Lessons to be Learned: Heaven's Gate Tragedy
by James K. Walker
In the days following the first thirty-nine Heaven's Gate suicides, the staff at Watchman Fellowship was barraged by the news media. Nightline, ABC World News Tonight, CNN, USA Today, Time, Newsweek and a host of other international, national and local journalists interviewed our staff. At one point there were three network news teams setting up cameras and lights simultaneously in Watchman's offices. They were all asking crucial questions: "How could these people be so deceived?" "Could more suicides follow in the coming months?" "Don't these people have the right to choose death?" "By voluntarily giving their lives for their faith, were Applewhite and his followers really different than Christian martyrs?"
One of the frustrations in working with television news media is the necessity of reducing significant and complex discussions to the infamous ten second "sound bite." Difficult and important questions need a more thorough discussion. This issue of the Watchman Expositor is intended to provide a much needed deeper evaluation and analysis of the Heaven's Gate tragedy from an evangelical Christian perspective.
----
Aim of the exercise:
Summarize the article above on the Heaven's Gate tragedy in two sentences.

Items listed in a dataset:
----
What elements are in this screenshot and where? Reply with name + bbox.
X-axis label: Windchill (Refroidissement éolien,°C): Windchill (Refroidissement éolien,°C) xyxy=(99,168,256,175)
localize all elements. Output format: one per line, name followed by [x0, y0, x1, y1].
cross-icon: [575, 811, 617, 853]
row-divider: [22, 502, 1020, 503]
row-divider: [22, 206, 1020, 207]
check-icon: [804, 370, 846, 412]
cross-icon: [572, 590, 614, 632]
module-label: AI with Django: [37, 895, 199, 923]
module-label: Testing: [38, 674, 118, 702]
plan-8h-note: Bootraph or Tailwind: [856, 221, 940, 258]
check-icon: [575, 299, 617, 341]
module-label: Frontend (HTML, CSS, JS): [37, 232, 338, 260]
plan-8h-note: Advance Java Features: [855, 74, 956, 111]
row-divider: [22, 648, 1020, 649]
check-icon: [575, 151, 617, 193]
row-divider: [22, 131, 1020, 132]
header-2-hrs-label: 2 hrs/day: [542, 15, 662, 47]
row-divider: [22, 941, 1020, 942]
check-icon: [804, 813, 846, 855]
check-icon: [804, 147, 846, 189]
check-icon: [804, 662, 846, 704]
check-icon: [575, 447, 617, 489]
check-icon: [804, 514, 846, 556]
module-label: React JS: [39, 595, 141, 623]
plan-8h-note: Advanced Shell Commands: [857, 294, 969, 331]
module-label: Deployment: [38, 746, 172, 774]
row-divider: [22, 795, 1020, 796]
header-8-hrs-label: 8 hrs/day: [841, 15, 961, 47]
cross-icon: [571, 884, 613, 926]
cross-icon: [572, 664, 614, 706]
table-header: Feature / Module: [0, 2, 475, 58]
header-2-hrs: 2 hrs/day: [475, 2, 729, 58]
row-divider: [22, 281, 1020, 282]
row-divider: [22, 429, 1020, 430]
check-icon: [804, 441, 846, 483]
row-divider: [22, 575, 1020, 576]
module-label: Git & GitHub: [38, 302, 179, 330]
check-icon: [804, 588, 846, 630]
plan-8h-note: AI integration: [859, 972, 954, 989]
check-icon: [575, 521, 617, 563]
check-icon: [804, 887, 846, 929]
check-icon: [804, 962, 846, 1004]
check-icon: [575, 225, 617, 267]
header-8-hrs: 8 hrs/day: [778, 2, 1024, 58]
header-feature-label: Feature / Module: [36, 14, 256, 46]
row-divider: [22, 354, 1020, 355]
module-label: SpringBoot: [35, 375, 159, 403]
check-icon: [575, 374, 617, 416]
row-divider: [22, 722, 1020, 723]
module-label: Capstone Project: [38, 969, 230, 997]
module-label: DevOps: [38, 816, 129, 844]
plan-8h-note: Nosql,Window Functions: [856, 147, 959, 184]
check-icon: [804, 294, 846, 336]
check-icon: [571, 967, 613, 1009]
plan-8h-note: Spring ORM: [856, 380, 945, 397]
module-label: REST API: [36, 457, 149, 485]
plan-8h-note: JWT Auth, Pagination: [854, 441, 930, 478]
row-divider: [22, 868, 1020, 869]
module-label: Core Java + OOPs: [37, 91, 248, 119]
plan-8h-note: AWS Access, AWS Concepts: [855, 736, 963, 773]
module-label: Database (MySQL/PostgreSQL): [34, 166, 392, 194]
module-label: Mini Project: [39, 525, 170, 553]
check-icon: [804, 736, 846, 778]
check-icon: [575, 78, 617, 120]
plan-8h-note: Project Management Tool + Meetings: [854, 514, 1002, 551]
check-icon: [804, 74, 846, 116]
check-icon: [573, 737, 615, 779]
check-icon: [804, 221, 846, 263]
----
Answer below:
After the first thirty-nine Heaven's Gate suicides, many news outlets interviewed the Watchman Fellowship staff and asked questions such as how the members could be so deceived and whether more suicides might follow. The article says such difficult questions need more thorough discussion than a ten-second television sound bite allows, and this issue of the Watchman Expositor is meant to provide a deeper evaluation and analysis of the tragedy from an evangelical Christian perspective.